— BEGIN Supplied records —

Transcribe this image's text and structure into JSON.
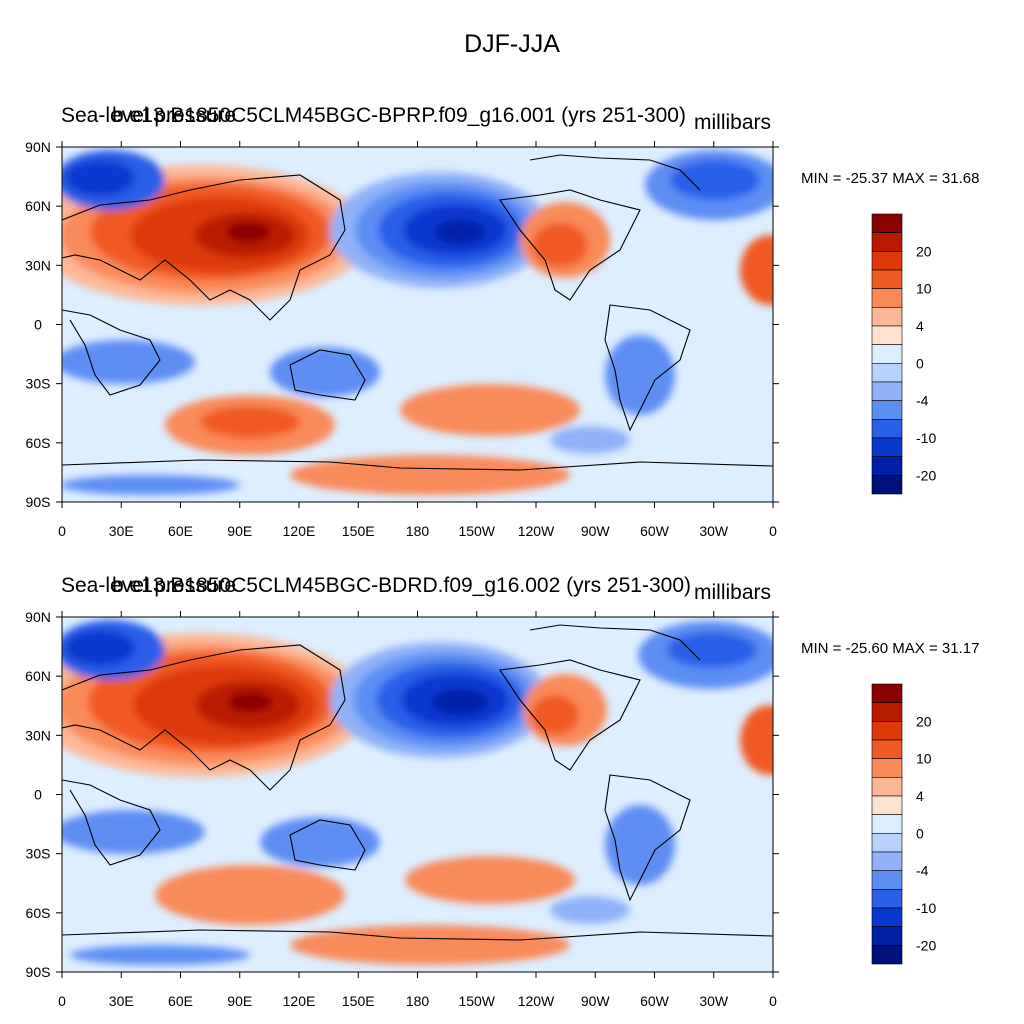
{
  "figure": {
    "title": "DJF-JJA",
    "lat_labels": [
      "90N",
      "60N",
      "30N",
      "0",
      "30S",
      "60S",
      "90S"
    ],
    "lon_labels": [
      "0",
      "30E",
      "60E",
      "90E",
      "120E",
      "150E",
      "180",
      "150W",
      "120W",
      "90W",
      "60W",
      "30W",
      "0"
    ],
    "colorbar_labels": [
      "20",
      "10",
      "4",
      "0",
      "-4",
      "-10",
      "-20"
    ],
    "colorbar_levels": [
      "#8b0000",
      "#b81a00",
      "#dd3a0a",
      "#f05a24",
      "#f98a5a",
      "#fcb896",
      "#fde3cf",
      "#ddeeff",
      "#b7d2fb",
      "#8fb2f8",
      "#5d8ef4",
      "#2a5fe8",
      "#0a38cf",
      "#0020a8",
      "#00107a"
    ],
    "continent_color": "#000000"
  },
  "panels": [
    {
      "left_title": "Sea-level pressure",
      "center_title": "b.e13.B1850C5CLM45BGC-BPRP.f09_g16.001 (yrs 251-300)",
      "units": "millibars",
      "min_max": "MIN = -25.37 MAX =  31.68"
    },
    {
      "left_title": "Sea-level pressure",
      "center_title": "b.e13.B1850C5CLM45BGC-BDRD.f09_g16.002 (yrs 251-300)",
      "units": "millibars",
      "min_max": "MIN = -25.60 MAX =  31.17"
    }
  ]
}
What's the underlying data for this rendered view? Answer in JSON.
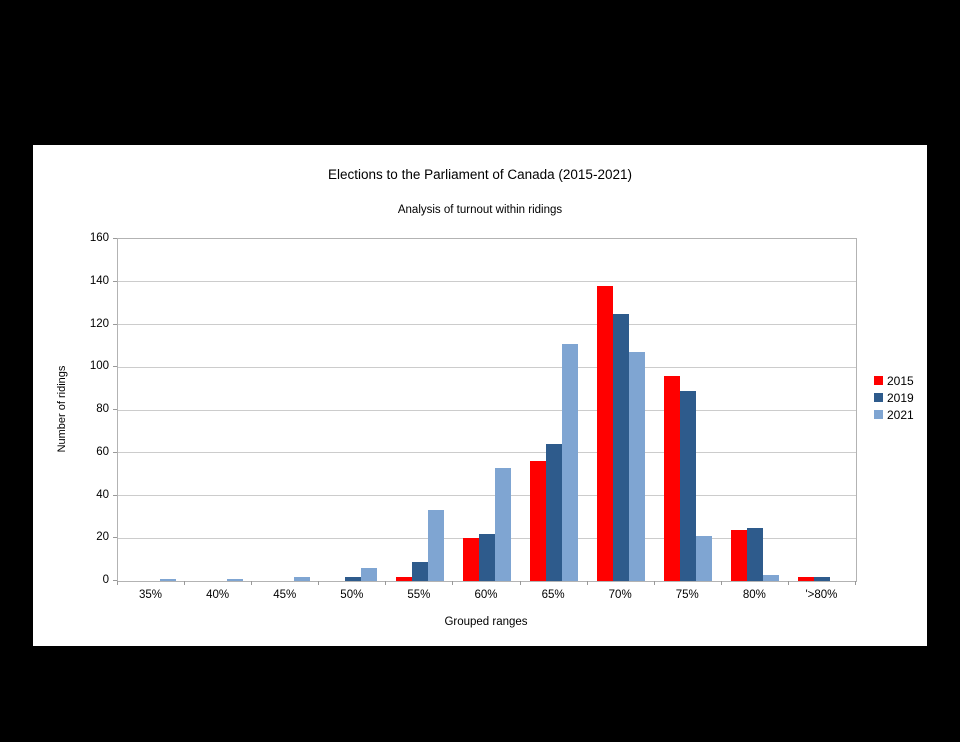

— END Supplied records —

Copy every line of the entries above in which "this" occurs.

Transcribe this image's text and structure into JSON.
What's the underlying data for this rendered view? Answer in JSON.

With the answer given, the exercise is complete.